Only lines with the string "help" matter here; gather them from the material below.

::::::

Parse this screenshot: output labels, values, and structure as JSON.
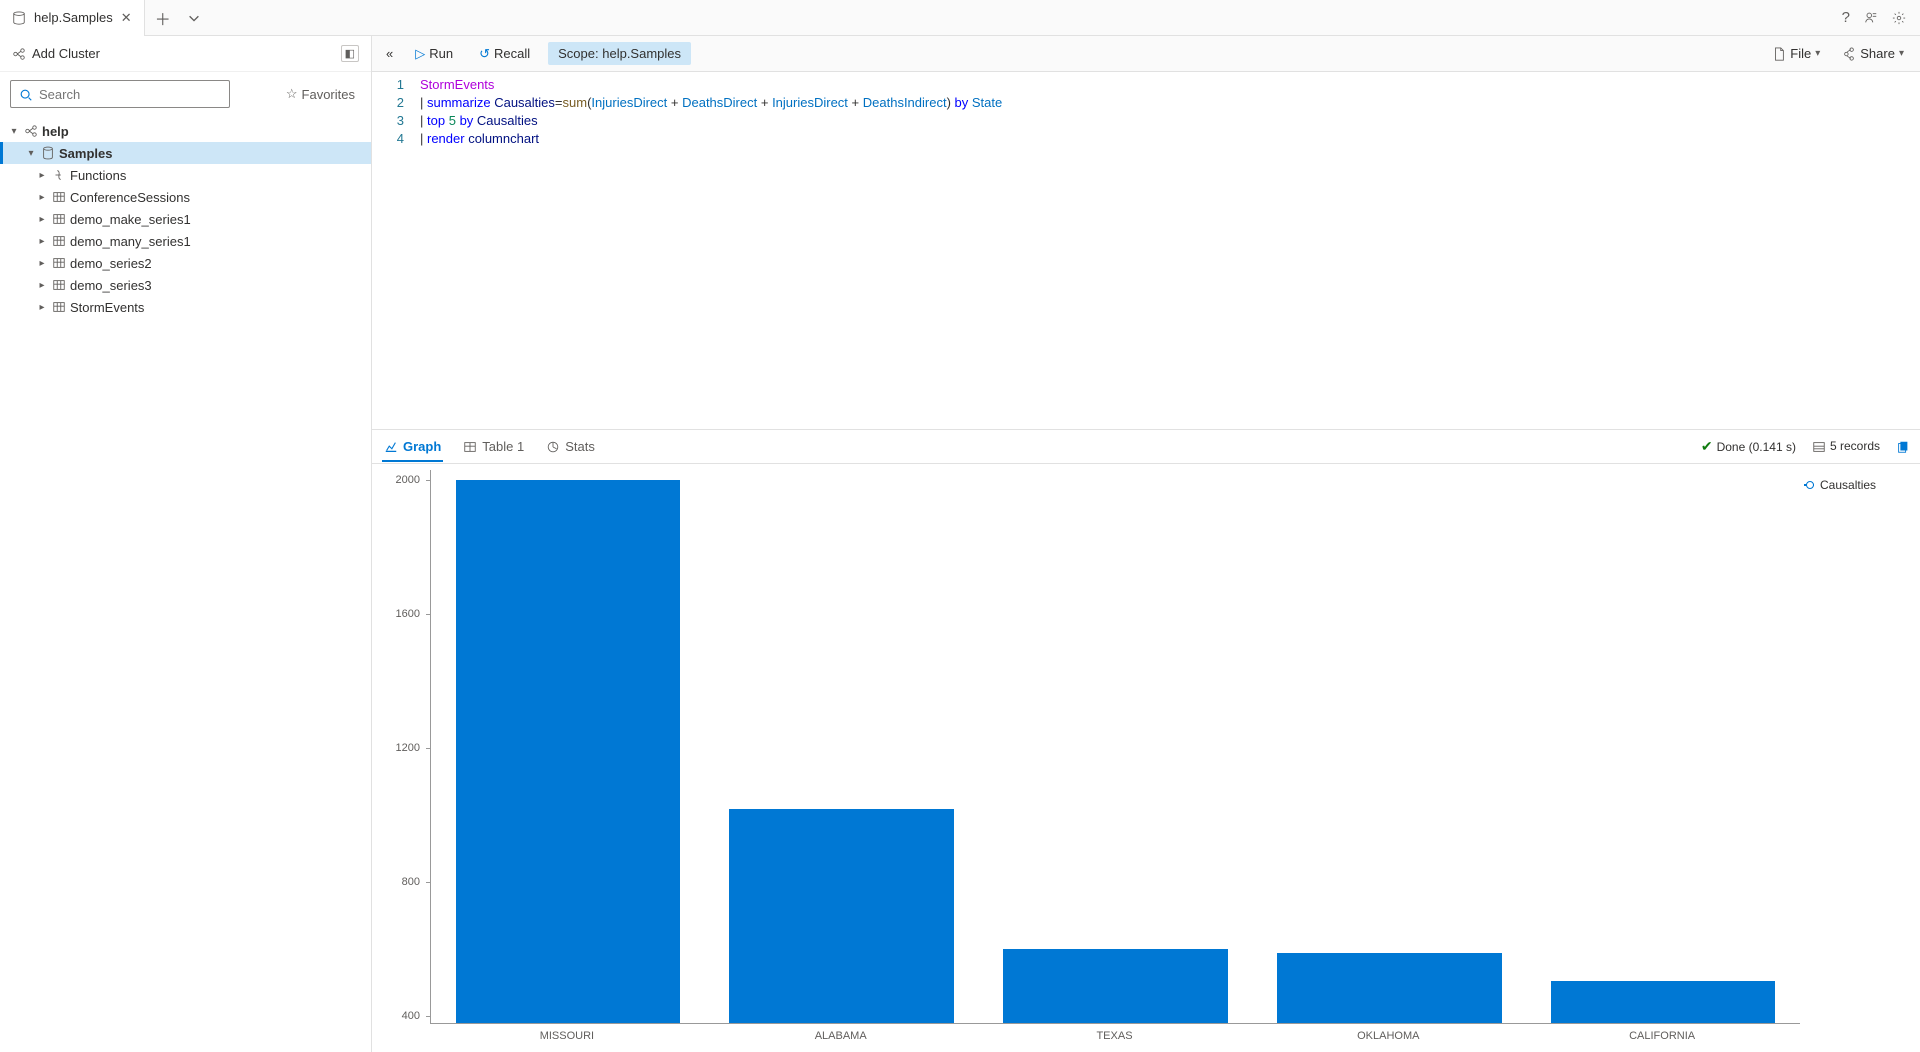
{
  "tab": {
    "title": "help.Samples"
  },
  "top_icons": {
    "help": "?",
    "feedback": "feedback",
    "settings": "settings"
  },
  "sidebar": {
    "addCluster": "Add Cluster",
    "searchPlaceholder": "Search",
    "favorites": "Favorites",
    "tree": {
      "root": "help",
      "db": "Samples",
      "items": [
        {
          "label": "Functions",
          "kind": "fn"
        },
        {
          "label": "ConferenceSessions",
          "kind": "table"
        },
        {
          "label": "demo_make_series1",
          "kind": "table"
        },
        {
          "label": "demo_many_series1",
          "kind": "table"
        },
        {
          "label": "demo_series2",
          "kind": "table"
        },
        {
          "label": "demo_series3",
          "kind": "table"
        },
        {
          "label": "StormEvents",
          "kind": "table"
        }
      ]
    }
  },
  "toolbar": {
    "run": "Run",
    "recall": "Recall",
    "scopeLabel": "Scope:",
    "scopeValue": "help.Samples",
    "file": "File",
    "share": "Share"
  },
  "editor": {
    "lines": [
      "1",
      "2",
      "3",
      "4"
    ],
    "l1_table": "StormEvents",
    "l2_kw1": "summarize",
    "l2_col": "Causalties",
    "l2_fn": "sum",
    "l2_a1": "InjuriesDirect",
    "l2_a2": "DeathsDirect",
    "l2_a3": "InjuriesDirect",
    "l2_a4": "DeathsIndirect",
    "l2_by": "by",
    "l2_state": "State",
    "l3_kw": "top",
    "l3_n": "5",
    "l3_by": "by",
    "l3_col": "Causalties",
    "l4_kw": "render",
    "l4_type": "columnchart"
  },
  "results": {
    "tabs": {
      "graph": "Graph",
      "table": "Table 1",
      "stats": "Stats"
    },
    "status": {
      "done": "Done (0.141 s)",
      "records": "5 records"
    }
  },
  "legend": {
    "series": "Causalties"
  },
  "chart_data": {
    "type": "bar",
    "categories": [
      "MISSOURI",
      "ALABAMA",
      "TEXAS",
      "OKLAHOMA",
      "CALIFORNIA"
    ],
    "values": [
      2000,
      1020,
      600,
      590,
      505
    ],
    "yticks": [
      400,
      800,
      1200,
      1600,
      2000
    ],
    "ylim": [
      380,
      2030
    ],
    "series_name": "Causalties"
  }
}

::::::

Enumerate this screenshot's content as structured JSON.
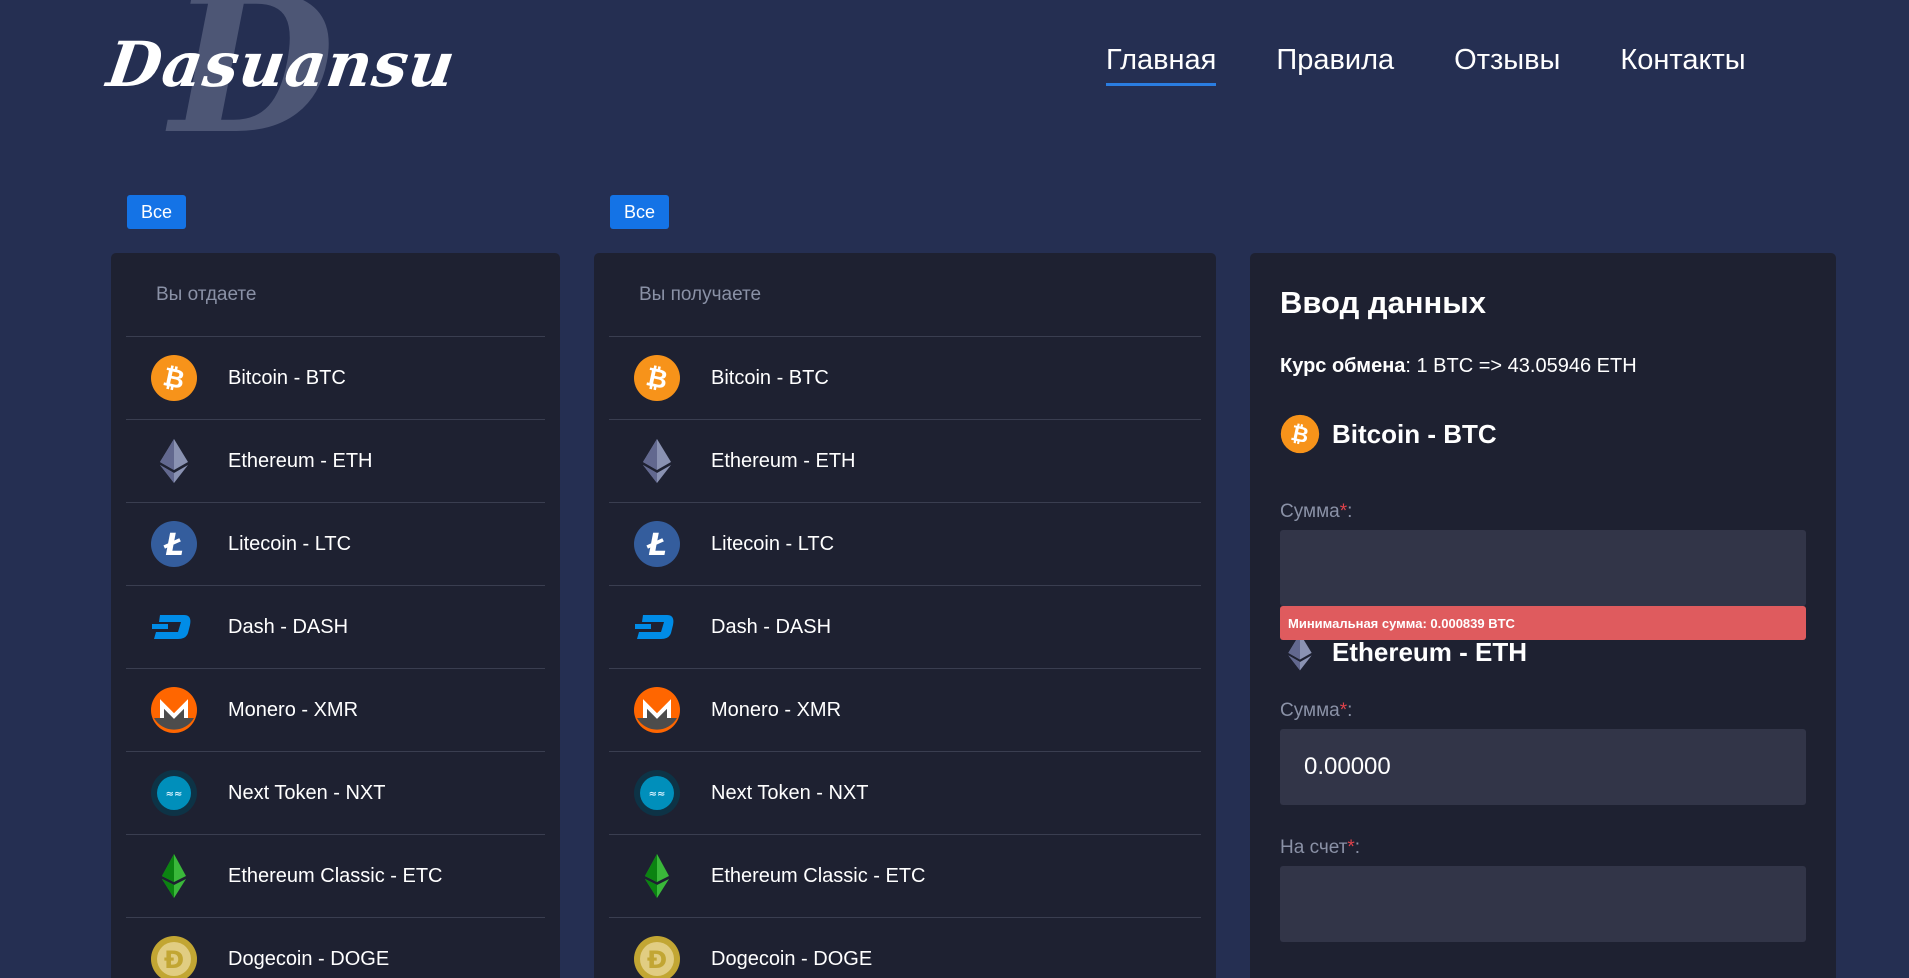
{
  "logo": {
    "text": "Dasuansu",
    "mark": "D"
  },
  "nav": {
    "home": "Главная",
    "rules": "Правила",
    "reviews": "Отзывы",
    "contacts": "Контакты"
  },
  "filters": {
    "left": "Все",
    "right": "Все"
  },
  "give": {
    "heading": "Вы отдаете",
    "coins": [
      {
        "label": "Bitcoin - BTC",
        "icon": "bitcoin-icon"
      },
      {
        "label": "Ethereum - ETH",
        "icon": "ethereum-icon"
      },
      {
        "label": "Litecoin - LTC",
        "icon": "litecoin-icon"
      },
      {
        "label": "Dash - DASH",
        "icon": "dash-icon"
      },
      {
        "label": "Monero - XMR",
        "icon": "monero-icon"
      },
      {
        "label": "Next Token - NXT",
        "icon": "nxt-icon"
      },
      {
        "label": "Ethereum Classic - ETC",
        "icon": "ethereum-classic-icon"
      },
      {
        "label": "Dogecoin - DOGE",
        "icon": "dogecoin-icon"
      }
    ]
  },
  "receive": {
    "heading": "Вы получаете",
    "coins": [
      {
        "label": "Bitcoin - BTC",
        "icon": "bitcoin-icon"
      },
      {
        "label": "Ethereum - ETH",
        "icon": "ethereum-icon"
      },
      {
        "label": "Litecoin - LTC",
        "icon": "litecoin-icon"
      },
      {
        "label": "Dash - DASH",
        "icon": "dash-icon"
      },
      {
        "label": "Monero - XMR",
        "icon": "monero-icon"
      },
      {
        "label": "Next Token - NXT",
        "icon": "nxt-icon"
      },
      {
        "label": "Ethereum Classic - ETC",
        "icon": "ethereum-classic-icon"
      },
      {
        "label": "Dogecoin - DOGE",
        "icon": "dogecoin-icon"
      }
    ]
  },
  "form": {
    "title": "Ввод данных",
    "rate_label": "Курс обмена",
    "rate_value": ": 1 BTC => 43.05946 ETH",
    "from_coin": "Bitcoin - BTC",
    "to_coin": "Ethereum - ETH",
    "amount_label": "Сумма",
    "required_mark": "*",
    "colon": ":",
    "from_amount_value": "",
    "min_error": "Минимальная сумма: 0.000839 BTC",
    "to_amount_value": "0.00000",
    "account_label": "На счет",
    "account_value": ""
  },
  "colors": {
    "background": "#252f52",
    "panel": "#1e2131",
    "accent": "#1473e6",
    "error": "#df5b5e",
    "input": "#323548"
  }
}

::::::

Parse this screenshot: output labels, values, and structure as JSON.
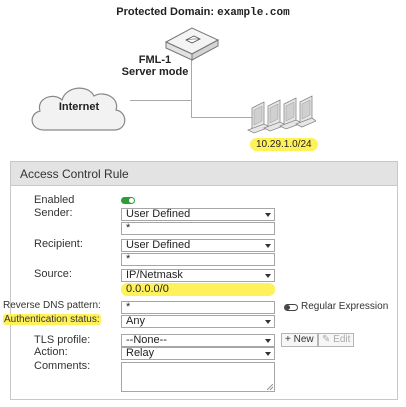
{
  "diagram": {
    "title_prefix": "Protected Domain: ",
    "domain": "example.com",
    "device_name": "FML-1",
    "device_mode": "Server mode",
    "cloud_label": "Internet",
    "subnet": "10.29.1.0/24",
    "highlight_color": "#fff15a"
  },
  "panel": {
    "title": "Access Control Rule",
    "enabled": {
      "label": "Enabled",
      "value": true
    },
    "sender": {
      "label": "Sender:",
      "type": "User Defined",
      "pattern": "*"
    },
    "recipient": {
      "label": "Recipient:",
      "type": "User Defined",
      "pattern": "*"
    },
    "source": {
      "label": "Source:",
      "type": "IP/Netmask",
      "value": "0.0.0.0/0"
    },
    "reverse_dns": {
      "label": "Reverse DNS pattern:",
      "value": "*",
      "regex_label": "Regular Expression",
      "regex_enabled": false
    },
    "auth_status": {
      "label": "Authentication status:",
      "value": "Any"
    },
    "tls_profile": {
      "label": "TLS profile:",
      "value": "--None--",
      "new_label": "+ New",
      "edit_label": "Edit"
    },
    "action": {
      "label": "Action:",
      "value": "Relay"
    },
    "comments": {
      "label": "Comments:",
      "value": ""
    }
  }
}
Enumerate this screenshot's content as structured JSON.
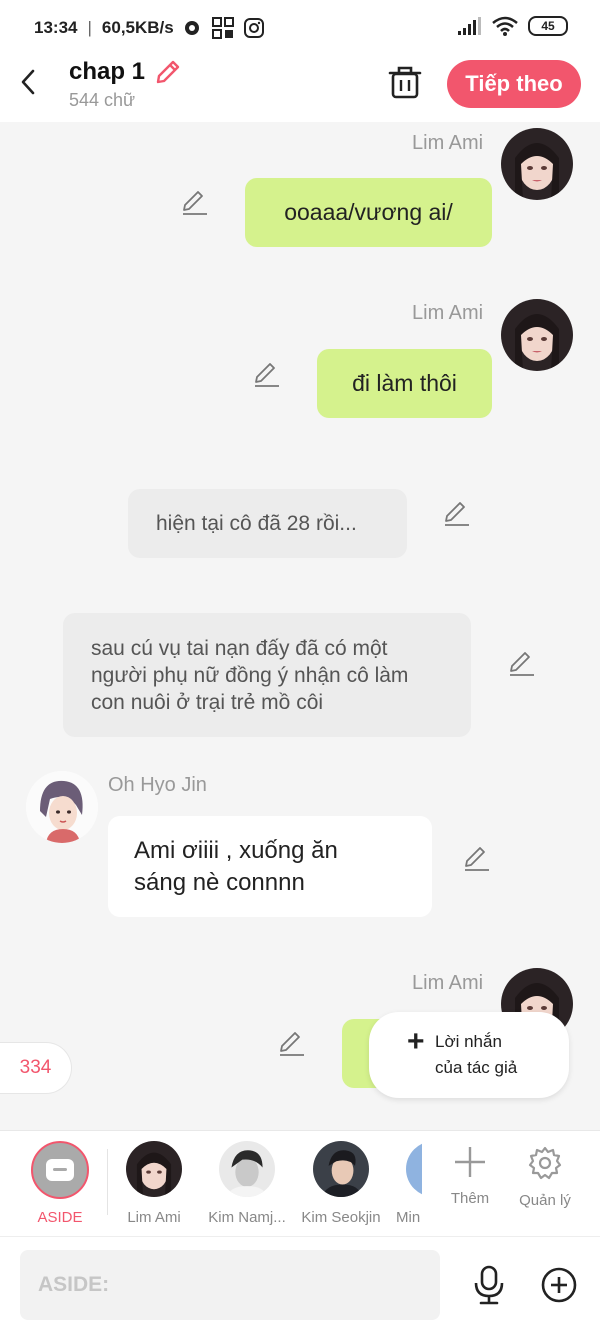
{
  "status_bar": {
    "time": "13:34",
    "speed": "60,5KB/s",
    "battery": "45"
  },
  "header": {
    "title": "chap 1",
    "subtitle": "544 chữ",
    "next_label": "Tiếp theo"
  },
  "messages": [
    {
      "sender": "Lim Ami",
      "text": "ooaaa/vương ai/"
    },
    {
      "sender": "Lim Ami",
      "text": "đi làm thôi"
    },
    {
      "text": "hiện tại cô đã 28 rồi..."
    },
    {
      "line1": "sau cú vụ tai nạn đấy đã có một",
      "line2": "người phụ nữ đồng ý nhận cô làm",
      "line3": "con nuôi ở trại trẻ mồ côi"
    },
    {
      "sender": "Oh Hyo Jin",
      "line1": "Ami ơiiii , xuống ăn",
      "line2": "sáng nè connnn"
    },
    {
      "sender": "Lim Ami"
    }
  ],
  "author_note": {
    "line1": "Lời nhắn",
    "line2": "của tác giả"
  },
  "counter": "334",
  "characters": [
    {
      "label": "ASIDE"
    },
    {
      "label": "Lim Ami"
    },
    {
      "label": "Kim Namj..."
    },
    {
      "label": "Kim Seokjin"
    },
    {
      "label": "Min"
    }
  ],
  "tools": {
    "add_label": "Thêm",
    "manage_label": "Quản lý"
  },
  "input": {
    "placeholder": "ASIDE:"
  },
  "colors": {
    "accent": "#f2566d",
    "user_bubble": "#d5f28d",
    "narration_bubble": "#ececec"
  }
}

::::::

Result for this exercise ▸
    "title": "help.Samples"
    "help": "?",
      "root": "help",
    "scopeValue": "help.Samples",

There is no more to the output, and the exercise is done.